• Short task
Write out all the entries word for word, but skip any images.

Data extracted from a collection
◇ ◇ ◇ ◇
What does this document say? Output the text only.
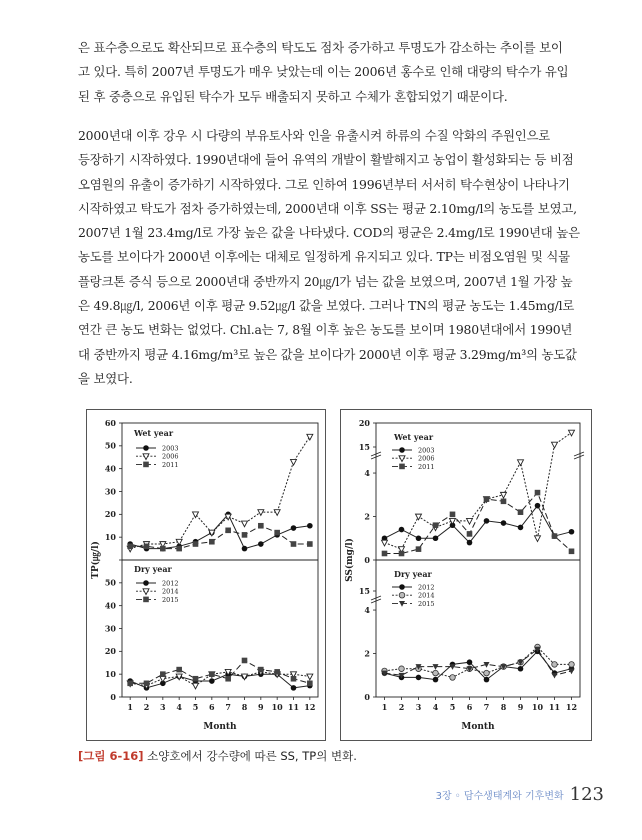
은 표수층으로도 확산되므로 표수층의 탁도도 점차 증가하고 투명도가 감소하는 추이를 보이
고 있다. 특히 2007년 투명도가 매우 낮았는데 이는 2006년 홍수로 인해 대량의 탁수가 유입
된 후 중층으로 유입된 탁수가 모두 배출되지 못하고 수체가 혼합되었기 때문이다.
2000년대 이후 강우 시 다량의 부유토사와 인을 유출시켜 하류의 수질 악화의 주원인으로
등장하기 시작하였다. 1990년대에 들어 유역의 개발이 활발해지고 농업이 활성화되는 등 비점
오염원의 유출이 증가하기 시작하였다. 그로 인하여 1996년부터 서서히 탁수현상이 나타나기
시작하였고 탁도가 점차 증가하였는데, 2000년대 이후 SS는 평균 2.10mg/l의 농도를 보였고,
2007년 1월 23.4mg/l로 가장 높은 값을 나타냈다. COD의 평균은 2.4mg/l로 1990년대 높은
농도를 보이다가 2000년 이후에는 대체로 일정하게 유지되고 있다. TP는 비점오염원 및 식물
플랑크톤 증식 등으로 2000년대 중반까지 20㎍/l가 넘는 값을 보였으며, 2007년 1월 가장 높
은 49.8㎍/l, 2006년 이후 평균 9.52㎍/l 값을 보였다. 그러나 TN의 평균 농도는 1.45mg/l로
연간 큰 농도 변화는 없었다. Chl.a는 7, 8월 이후 높은 농도를 보이며 1980년대에서 1990년
대 중반까지 평균 4.16mg/m³로 높은 값을 보이다가 2000년 이후 평균 3.29mg/m³의 농도값
을 보였다.
10
20
30
40
50
60
0
10
20
30
40
50
1 2 3 4 5 6 7 8 9 10 11 12
Month
TP(㎍/l)
Wet year
Dry year
2003
2006
2011
2012
2014
2015
0
2
4
15
20
0
2
4
15
1 2 3 4 5 6 7 8 9 10 11 12
Month
SS(mg/l)
Wet year
Dry year
2003
2006
2011
2012
2014
2015
[그림 6-16] 소양호에서 강수량에 따른 SS, TP의 변화.
3장 ◦ 담수생태계와 기후변화 123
◇ ◇ ◇ ◇
• Solution to the exercise
What does this document say? Output the text only.
은 표수층으로도 확산되므로 표수층의 탁도도 점차 증가하고 투명도가 감소하는 추이를 보이
고 있다. 특히 2007년 투명도가 매우 낮았는데 이는 2006년 홍수로 인해 대량의 탁수가 유입
된 후 중층으로 유입된 탁수가 모두 배출되지 못하고 수체가 혼합되었기 때문이다.
2000년대 이후 강우 시 다량의 부유토사와 인을 유출시켜 하류의 수질 악화의 주원인으로
등장하기 시작하였다. 1990년대에 들어 유역의 개발이 활발해지고 농업이 활성화되는 등 비점
오염원의 유출이 증가하기 시작하였다. 그로 인하여 1996년부터 서서히 탁수현상이 나타나기
시작하였고 탁도가 점차 증가하였는데, 2000년대 이후 SS는 평균 2.10mg/l의 농도를 보였고,
2007년 1월 23.4mg/l로 가장 높은 값을 나타냈다. COD의 평균은 2.4mg/l로 1990년대 높은
농도를 보이다가 2000년 이후에는 대체로 일정하게 유지되고 있다. TP는 비점오염원 및 식물
플랑크톤 증식 등으로 2000년대 중반까지 20㎍/l가 넘는 값을 보였으며, 2007년 1월 가장 높
은 49.8㎍/l, 2006년 이후 평균 9.52㎍/l 값을 보였다. 그러나 TN의 평균 농도는 1.45mg/l로
연간 큰 농도 변화는 없었다. Chl.a는 7, 8월 이후 높은 농도를 보이며 1980년대에서 1990년
대 중반까지 평균 4.16mg/m³로 높은 값을 보이다가 2000년 이후 평균 3.29mg/m³의 농도값
을 보였다.
10
20
30
40
50
60
0
10
20
30
40
50
1 2 3 4 5 6 7 8 9 10 11 12
Month
TP(㎍/l)
Wet year
Dry year
2003
2006
2011
2012
2014
2015
0
2
4
15
20
0
2
4
15
1 2 3 4 5 6 7 8 9 10 11 12
Month
SS(mg/l)
Wet year
Dry year
2003
2006
2011
2012
2014
2015
[그림 6-16] 소양호에서 강수량에 따른 SS, TP의 변화.
3장 ◦ 담수생태계와 기후변화 123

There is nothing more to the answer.